What this task involves:
Your task is to output all the records below, word for word.

--- BEGIN ---

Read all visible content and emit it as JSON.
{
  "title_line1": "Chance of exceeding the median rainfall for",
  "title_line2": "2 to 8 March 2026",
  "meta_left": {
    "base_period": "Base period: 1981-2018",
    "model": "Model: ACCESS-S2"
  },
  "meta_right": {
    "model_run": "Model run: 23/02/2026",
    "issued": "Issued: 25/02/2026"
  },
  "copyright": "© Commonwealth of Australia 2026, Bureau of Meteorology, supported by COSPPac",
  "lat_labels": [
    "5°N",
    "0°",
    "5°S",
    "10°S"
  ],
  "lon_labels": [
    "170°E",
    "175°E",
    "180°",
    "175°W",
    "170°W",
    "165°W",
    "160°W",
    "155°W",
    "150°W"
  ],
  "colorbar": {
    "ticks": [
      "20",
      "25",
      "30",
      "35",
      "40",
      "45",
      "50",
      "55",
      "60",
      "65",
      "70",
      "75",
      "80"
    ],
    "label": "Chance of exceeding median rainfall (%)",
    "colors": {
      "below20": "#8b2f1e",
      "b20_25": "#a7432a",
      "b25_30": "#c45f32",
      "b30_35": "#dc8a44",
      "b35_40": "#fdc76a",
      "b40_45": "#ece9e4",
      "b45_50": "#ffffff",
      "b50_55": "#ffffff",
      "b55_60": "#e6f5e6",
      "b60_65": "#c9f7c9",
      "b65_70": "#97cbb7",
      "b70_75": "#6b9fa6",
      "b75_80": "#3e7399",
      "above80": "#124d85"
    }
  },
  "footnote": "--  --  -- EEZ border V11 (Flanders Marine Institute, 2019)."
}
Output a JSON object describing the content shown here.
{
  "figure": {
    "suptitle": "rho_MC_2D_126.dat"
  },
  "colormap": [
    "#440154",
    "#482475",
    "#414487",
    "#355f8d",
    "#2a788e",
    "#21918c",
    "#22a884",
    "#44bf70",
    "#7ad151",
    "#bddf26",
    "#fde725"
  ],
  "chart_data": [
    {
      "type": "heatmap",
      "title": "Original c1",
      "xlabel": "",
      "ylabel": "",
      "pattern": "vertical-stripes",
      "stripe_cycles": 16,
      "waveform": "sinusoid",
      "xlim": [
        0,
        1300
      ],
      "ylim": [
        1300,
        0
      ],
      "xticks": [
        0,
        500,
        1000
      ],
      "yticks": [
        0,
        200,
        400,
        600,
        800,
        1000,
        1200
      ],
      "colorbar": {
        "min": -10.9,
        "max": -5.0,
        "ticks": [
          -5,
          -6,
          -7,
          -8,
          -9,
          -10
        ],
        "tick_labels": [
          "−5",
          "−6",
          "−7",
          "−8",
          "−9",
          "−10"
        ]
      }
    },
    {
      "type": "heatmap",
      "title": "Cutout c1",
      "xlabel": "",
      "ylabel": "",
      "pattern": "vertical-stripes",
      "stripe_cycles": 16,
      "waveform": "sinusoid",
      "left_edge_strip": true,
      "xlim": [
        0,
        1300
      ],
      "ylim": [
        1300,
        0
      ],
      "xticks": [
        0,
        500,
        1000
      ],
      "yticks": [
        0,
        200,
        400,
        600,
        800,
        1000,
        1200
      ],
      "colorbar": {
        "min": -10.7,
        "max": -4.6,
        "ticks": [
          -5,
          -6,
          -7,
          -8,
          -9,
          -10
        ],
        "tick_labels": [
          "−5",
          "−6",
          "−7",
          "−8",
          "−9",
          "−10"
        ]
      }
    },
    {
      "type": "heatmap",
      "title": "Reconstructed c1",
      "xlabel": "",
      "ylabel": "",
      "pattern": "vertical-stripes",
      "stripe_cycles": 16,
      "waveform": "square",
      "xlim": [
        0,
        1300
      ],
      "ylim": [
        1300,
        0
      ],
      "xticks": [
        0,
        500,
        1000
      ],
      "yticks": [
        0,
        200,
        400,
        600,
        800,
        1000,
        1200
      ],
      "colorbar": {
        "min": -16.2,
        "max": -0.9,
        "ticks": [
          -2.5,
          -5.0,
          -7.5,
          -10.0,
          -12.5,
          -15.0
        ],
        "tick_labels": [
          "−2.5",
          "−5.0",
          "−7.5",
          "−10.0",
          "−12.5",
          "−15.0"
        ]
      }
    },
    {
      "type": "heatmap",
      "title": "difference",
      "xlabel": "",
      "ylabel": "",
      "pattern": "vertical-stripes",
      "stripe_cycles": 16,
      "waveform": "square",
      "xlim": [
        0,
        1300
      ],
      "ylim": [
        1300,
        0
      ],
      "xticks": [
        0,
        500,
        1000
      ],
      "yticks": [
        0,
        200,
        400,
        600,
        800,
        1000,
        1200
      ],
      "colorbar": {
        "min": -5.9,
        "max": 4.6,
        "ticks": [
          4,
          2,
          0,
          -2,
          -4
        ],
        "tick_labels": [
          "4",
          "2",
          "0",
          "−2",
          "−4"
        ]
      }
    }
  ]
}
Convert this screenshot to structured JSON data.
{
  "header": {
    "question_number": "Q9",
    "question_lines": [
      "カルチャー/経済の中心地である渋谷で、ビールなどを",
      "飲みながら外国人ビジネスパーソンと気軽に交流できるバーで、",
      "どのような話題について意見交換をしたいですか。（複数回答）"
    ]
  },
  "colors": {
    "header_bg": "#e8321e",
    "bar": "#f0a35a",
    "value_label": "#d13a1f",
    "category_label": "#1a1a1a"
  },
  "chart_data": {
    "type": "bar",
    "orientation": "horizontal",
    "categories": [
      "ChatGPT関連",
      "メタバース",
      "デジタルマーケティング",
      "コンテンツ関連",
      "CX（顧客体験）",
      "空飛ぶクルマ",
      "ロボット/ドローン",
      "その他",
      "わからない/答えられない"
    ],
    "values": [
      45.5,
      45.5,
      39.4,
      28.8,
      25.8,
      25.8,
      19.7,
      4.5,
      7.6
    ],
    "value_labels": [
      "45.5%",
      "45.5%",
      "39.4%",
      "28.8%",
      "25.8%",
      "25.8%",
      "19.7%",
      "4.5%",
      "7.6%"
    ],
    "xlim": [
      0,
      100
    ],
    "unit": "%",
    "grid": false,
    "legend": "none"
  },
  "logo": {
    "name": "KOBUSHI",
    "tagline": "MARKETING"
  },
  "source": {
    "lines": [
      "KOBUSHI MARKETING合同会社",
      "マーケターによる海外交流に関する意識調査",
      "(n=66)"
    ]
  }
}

--- END ---

Result:
Read all visible content and emit it as JSON.
{
  "title_line1": "Chance of exceeding the median rainfall for",
  "title_line2": "2 to 8 March 2026",
  "meta_left": {
    "base_period": "Base period: 1981-2018",
    "model": "Model: ACCESS-S2"
  },
  "meta_right": {
    "model_run": "Model run: 23/02/2026",
    "issued": "Issued: 25/02/2026"
  },
  "copyright": "© Commonwealth of Australia 2026, Bureau of Meteorology, supported by COSPPac",
  "lat_labels": [
    "5°N",
    "0°",
    "5°S",
    "10°S"
  ],
  "lon_labels": [
    "170°E",
    "175°E",
    "180°",
    "175°W",
    "170°W",
    "165°W",
    "160°W",
    "155°W",
    "150°W"
  ],
  "colorbar": {
    "ticks": [
      "20",
      "25",
      "30",
      "35",
      "40",
      "45",
      "50",
      "55",
      "60",
      "65",
      "70",
      "75",
      "80"
    ],
    "label": "Chance of exceeding median rainfall (%)",
    "colors": {
      "below20": "#8b2f1e",
      "b20_25": "#a7432a",
      "b25_30": "#c45f32",
      "b30_35": "#dc8a44",
      "b35_40": "#fdc76a",
      "b40_45": "#ece9e4",
      "b45_50": "#ffffff",
      "b50_55": "#ffffff",
      "b55_60": "#e6f5e6",
      "b60_65": "#c9f7c9",
      "b65_70": "#97cbb7",
      "b70_75": "#6b9fa6",
      "b75_80": "#3e7399",
      "above80": "#124d85"
    }
  },
  "footnote": "--  --  -- EEZ border V11 (Flanders Marine Institute, 2019)."
}
Output a JSON object describing the content shown here.
{
  "figure": {
    "suptitle": "rho_MC_2D_126.dat"
  },
  "colormap": [
    "#440154",
    "#482475",
    "#414487",
    "#355f8d",
    "#2a788e",
    "#21918c",
    "#22a884",
    "#44bf70",
    "#7ad151",
    "#bddf26",
    "#fde725"
  ],
  "chart_data": [
    {
      "type": "heatmap",
      "title": "Original c1",
      "xlabel": "",
      "ylabel": "",
      "pattern": "vertical-stripes",
      "stripe_cycles": 16,
      "waveform": "sinusoid",
      "xlim": [
        0,
        1300
      ],
      "ylim": [
        1300,
        0
      ],
      "xticks": [
        0,
        500,
        1000
      ],
      "yticks": [
        0,
        200,
        400,
        600,
        800,
        1000,
        1200
      ],
      "colorbar": {
        "min": -10.9,
        "max": -5.0,
        "ticks": [
          -5,
          -6,
          -7,
          -8,
          -9,
          -10
        ],
        "tick_labels": [
          "−5",
          "−6",
          "−7",
          "−8",
          "−9",
          "−10"
        ]
      }
    },
    {
      "type": "heatmap",
      "title": "Cutout c1",
      "xlabel": "",
      "ylabel": "",
      "pattern": "vertical-stripes",
      "stripe_cycles": 16,
      "waveform": "sinusoid",
      "left_edge_strip": true,
      "xlim": [
        0,
        1300
      ],
      "ylim": [
        1300,
        0
      ],
      "xticks": [
        0,
        500,
        1000
      ],
      "yticks": [
        0,
        200,
        400,
        600,
        800,
        1000,
        1200
      ],
      "colorbar": {
        "min": -10.7,
        "max": -4.6,
        "ticks": [
          -5,
          -6,
          -7,
          -8,
          -9,
          -10
        ],
        "tick_labels": [
          "−5",
          "−6",
          "−7",
          "−8",
          "−9",
          "−10"
        ]
      }
    },
    {
      "type": "heatmap",
      "title": "Reconstructed c1",
      "xlabel": "",
      "ylabel": "",
      "pattern": "vertical-stripes",
      "stripe_cycles": 16,
      "waveform": "square",
      "xlim": [
        0,
        1300
      ],
      "ylim": [
        1300,
        0
      ],
      "xticks": [
        0,
        500,
        1000
      ],
      "yticks": [
        0,
        200,
        400,
        600,
        800,
        1000,
        1200
      ],
      "colorbar": {
        "min": -16.2,
        "max": -0.9,
        "ticks": [
          -2.5,
          -5.0,
          -7.5,
          -10.0,
          -12.5,
          -15.0
        ],
        "tick_labels": [
          "−2.5",
          "−5.0",
          "−7.5",
          "−10.0",
          "−12.5",
          "−15.0"
        ]
      }
    },
    {
      "type": "heatmap",
      "title": "difference",
      "xlabel": "",
      "ylabel": "",
      "pattern": "vertical-stripes",
      "stripe_cycles": 16,
      "waveform": "square",
      "xlim": [
        0,
        1300
      ],
      "ylim": [
        1300,
        0
      ],
      "xticks": [
        0,
        500,
        1000
      ],
      "yticks": [
        0,
        200,
        400,
        600,
        800,
        1000,
        1200
      ],
      "colorbar": {
        "min": -5.9,
        "max": 4.6,
        "ticks": [
          4,
          2,
          0,
          -2,
          -4
        ],
        "tick_labels": [
          "4",
          "2",
          "0",
          "−2",
          "−4"
        ]
      }
    }
  ]
}
Convert this screenshot to structured JSON data.
{
  "header": {
    "question_number": "Q9",
    "question_lines": [
      "カルチャー/経済の中心地である渋谷で、ビールなどを",
      "飲みながら外国人ビジネスパーソンと気軽に交流できるバーで、",
      "どのような話題について意見交換をしたいですか。（複数回答）"
    ]
  },
  "colors": {
    "header_bg": "#e8321e",
    "bar": "#f0a35a",
    "value_label": "#d13a1f",
    "category_label": "#1a1a1a"
  },
  "chart_data": {
    "type": "bar",
    "orientation": "horizontal",
    "categories": [
      "ChatGPT関連",
      "メタバース",
      "デジタルマーケティング",
      "コンテンツ関連",
      "CX（顧客体験）",
      "空飛ぶクルマ",
      "ロボット/ドローン",
      "その他",
      "わからない/答えられない"
    ],
    "values": [
      45.5,
      45.5,
      39.4,
      28.8,
      25.8,
      25.8,
      19.7,
      4.5,
      7.6
    ],
    "value_labels": [
      "45.5%",
      "45.5%",
      "39.4%",
      "28.8%",
      "25.8%",
      "25.8%",
      "19.7%",
      "4.5%",
      "7.6%"
    ],
    "xlim": [
      0,
      100
    ],
    "unit": "%",
    "grid": false,
    "legend": "none"
  },
  "logo": {
    "name": "KOBUSHI",
    "tagline": "MARKETING"
  },
  "source": {
    "lines": [
      "KOBUSHI MARKETING合同会社",
      "マーケターによる海外交流に関する意識調査",
      "(n=66)"
    ]
  }
}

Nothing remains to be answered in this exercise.